→ Aim:
Quote all of the entries word for word.

→ Exercise inputs:

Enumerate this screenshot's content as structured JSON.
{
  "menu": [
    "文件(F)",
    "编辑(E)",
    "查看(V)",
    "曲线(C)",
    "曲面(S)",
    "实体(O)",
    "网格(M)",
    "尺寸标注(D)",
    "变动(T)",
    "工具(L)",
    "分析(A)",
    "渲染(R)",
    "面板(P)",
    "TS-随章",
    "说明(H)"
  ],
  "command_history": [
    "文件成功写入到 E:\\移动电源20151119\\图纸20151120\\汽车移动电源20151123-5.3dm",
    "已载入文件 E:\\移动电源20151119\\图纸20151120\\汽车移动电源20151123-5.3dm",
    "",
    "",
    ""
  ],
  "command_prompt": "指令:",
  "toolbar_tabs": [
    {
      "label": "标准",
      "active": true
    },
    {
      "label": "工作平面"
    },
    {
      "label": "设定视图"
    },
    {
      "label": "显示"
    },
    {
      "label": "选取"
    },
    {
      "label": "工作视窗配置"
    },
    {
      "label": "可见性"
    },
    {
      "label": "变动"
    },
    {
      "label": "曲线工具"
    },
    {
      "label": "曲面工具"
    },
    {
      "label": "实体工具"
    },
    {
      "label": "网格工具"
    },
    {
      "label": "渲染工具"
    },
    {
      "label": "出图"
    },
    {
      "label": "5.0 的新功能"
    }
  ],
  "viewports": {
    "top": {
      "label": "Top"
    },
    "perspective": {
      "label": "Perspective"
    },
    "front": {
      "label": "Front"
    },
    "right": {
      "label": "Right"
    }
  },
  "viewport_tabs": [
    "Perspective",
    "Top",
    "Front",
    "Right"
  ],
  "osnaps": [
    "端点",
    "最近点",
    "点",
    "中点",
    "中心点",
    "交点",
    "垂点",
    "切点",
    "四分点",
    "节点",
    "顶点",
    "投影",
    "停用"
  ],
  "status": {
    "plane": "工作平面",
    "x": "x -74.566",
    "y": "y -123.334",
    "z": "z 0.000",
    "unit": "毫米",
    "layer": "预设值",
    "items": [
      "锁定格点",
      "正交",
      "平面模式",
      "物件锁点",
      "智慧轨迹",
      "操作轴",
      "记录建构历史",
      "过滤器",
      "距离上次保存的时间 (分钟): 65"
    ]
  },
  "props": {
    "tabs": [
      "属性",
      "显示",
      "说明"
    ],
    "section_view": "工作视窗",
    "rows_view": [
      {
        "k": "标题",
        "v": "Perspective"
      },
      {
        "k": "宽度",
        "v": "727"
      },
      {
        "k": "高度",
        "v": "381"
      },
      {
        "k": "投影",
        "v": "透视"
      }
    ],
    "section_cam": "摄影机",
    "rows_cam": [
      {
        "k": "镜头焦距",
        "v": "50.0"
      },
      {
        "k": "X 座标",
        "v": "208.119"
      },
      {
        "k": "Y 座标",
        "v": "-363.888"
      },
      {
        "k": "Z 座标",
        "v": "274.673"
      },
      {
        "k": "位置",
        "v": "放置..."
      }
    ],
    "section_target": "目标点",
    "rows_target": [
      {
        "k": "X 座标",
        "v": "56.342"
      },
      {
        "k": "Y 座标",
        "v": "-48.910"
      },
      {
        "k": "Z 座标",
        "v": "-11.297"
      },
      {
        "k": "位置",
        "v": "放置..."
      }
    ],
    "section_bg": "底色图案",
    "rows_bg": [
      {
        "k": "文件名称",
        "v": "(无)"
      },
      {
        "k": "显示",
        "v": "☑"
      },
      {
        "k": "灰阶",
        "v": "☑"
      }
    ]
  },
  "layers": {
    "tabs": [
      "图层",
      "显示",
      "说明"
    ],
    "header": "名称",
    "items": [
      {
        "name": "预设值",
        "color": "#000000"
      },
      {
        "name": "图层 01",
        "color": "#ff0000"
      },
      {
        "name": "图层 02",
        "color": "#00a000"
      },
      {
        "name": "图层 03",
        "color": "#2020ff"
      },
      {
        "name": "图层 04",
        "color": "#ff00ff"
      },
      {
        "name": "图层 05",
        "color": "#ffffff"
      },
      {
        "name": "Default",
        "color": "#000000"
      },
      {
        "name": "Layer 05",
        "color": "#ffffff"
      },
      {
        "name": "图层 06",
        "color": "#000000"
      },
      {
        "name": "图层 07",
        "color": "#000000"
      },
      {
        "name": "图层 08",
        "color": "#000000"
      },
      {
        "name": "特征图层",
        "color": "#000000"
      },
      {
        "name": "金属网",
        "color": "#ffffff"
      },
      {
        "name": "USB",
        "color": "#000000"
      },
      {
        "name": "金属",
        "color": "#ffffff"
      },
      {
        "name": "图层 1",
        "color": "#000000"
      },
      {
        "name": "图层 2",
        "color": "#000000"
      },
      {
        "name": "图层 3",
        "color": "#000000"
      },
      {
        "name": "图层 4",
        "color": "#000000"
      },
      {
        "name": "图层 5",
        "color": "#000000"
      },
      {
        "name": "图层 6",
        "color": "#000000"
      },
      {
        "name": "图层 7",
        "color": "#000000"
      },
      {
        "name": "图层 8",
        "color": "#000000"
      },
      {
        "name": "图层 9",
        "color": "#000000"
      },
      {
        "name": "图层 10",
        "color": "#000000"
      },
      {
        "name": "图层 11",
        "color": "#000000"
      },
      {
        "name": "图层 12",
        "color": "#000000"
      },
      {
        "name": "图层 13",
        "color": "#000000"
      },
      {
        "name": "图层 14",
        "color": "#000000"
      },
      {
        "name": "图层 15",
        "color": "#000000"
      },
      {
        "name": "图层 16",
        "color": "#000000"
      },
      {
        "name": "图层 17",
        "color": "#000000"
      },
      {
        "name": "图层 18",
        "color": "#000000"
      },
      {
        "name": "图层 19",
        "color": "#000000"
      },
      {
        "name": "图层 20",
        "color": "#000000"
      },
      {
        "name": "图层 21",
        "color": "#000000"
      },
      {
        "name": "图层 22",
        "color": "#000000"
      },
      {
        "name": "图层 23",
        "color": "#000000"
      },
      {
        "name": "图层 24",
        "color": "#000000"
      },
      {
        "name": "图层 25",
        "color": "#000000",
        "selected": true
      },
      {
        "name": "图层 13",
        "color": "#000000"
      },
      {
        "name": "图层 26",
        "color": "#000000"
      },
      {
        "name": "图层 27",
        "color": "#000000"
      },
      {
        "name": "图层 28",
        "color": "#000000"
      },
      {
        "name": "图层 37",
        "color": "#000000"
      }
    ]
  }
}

→ Expected output:
Enumerate this screenshot's content as structured JSON.
{
  "menu": [
    "文件(F)",
    "编辑(E)",
    "查看(V)",
    "曲线(C)",
    "曲面(S)",
    "实体(O)",
    "网格(M)",
    "尺寸标注(D)",
    "变动(T)",
    "工具(L)",
    "分析(A)",
    "渲染(R)",
    "面板(P)",
    "TS-随章",
    "说明(H)"
  ],
  "command_history": [
    "文件成功写入到 E:\\移动电源20151119\\图纸20151120\\汽车移动电源20151123-5.3dm",
    "已载入文件 E:\\移动电源20151119\\图纸20151120\\汽车移动电源20151123-5.3dm",
    "",
    "",
    ""
  ],
  "command_prompt": "指令:",
  "toolbar_tabs": [
    {
      "label": "标准",
      "active": true
    },
    {
      "label": "工作平面"
    },
    {
      "label": "设定视图"
    },
    {
      "label": "显示"
    },
    {
      "label": "选取"
    },
    {
      "label": "工作视窗配置"
    },
    {
      "label": "可见性"
    },
    {
      "label": "变动"
    },
    {
      "label": "曲线工具"
    },
    {
      "label": "曲面工具"
    },
    {
      "label": "实体工具"
    },
    {
      "label": "网格工具"
    },
    {
      "label": "渲染工具"
    },
    {
      "label": "出图"
    },
    {
      "label": "5.0 的新功能"
    }
  ],
  "viewports": {
    "top": {
      "label": "Top"
    },
    "perspective": {
      "label": "Perspective"
    },
    "front": {
      "label": "Front"
    },
    "right": {
      "label": "Right"
    }
  },
  "viewport_tabs": [
    "Perspective",
    "Top",
    "Front",
    "Right"
  ],
  "osnaps": [
    "端点",
    "最近点",
    "点",
    "中点",
    "中心点",
    "交点",
    "垂点",
    "切点",
    "四分点",
    "节点",
    "顶点",
    "投影",
    "停用"
  ],
  "status": {
    "plane": "工作平面",
    "x": "x -74.566",
    "y": "y -123.334",
    "z": "z 0.000",
    "unit": "毫米",
    "layer": "预设值",
    "items": [
      "锁定格点",
      "正交",
      "平面模式",
      "物件锁点",
      "智慧轨迹",
      "操作轴",
      "记录建构历史",
      "过滤器",
      "距离上次保存的时间 (分钟): 65"
    ]
  },
  "props": {
    "tabs": [
      "属性",
      "显示",
      "说明"
    ],
    "section_view": "工作视窗",
    "rows_view": [
      {
        "k": "标题",
        "v": "Perspective"
      },
      {
        "k": "宽度",
        "v": "727"
      },
      {
        "k": "高度",
        "v": "381"
      },
      {
        "k": "投影",
        "v": "透视"
      }
    ],
    "section_cam": "摄影机",
    "rows_cam": [
      {
        "k": "镜头焦距",
        "v": "50.0"
      },
      {
        "k": "X 座标",
        "v": "208.119"
      },
      {
        "k": "Y 座标",
        "v": "-363.888"
      },
      {
        "k": "Z 座标",
        "v": "274.673"
      },
      {
        "k": "位置",
        "v": "放置..."
      }
    ],
    "section_target": "目标点",
    "rows_target": [
      {
        "k": "X 座标",
        "v": "56.342"
      },
      {
        "k": "Y 座标",
        "v": "-48.910"
      },
      {
        "k": "Z 座标",
        "v": "-11.297"
      },
      {
        "k": "位置",
        "v": "放置..."
      }
    ],
    "section_bg": "底色图案",
    "rows_bg": [
      {
        "k": "文件名称",
        "v": "(无)"
      },
      {
        "k": "显示",
        "v": "☑"
      },
      {
        "k": "灰阶",
        "v": "☑"
      }
    ]
  },
  "layers": {
    "tabs": [
      "图层",
      "显示",
      "说明"
    ],
    "header": "名称",
    "items": [
      {
        "name": "预设值",
        "color": "#000000"
      },
      {
        "name": "图层 01",
        "color": "#ff0000"
      },
      {
        "name": "图层 02",
        "color": "#00a000"
      },
      {
        "name": "图层 03",
        "color": "#2020ff"
      },
      {
        "name": "图层 04",
        "color": "#ff00ff"
      },
      {
        "name": "图层 05",
        "color": "#ffffff"
      },
      {
        "name": "Default",
        "color": "#000000"
      },
      {
        "name": "Layer 05",
        "color": "#ffffff"
      },
      {
        "name": "图层 06",
        "color": "#000000"
      },
      {
        "name": "图层 07",
        "color": "#000000"
      },
      {
        "name": "图层 08",
        "color": "#000000"
      },
      {
        "name": "特征图层",
        "color": "#000000"
      },
      {
        "name": "金属网",
        "color": "#ffffff"
      },
      {
        "name": "USB",
        "color": "#000000"
      },
      {
        "name": "金属",
        "color": "#ffffff"
      },
      {
        "name": "图层 1",
        "color": "#000000"
      },
      {
        "name": "图层 2",
        "color": "#000000"
      },
      {
        "name": "图层 3",
        "color": "#000000"
      },
      {
        "name": "图层 4",
        "color": "#000000"
      },
      {
        "name": "图层 5",
        "color": "#000000"
      },
      {
        "name": "图层 6",
        "color": "#000000"
      },
      {
        "name": "图层 7",
        "color": "#000000"
      },
      {
        "name": "图层 8",
        "color": "#000000"
      },
      {
        "name": "图层 9",
        "color": "#000000"
      },
      {
        "name": "图层 10",
        "color": "#000000"
      },
      {
        "name": "图层 11",
        "color": "#000000"
      },
      {
        "name": "图层 12",
        "color": "#000000"
      },
      {
        "name": "图层 13",
        "color": "#000000"
      },
      {
        "name": "图层 14",
        "color": "#000000"
      },
      {
        "name": "图层 15",
        "color": "#000000"
      },
      {
        "name": "图层 16",
        "color": "#000000"
      },
      {
        "name": "图层 17",
        "color": "#000000"
      },
      {
        "name": "图层 18",
        "color": "#000000"
      },
      {
        "name": "图层 19",
        "color": "#000000"
      },
      {
        "name": "图层 20",
        "color": "#000000"
      },
      {
        "name": "图层 21",
        "color": "#000000"
      },
      {
        "name": "图层 22",
        "color": "#000000"
      },
      {
        "name": "图层 23",
        "color": "#000000"
      },
      {
        "name": "图层 24",
        "color": "#000000"
      },
      {
        "name": "图层 25",
        "color": "#000000",
        "selected": true
      },
      {
        "name": "图层 13",
        "color": "#000000"
      },
      {
        "name": "图层 26",
        "color": "#000000"
      },
      {
        "name": "图层 27",
        "color": "#000000"
      },
      {
        "name": "图层 28",
        "color": "#000000"
      },
      {
        "name": "图层 37",
        "color": "#000000"
      }
    ]
  }
}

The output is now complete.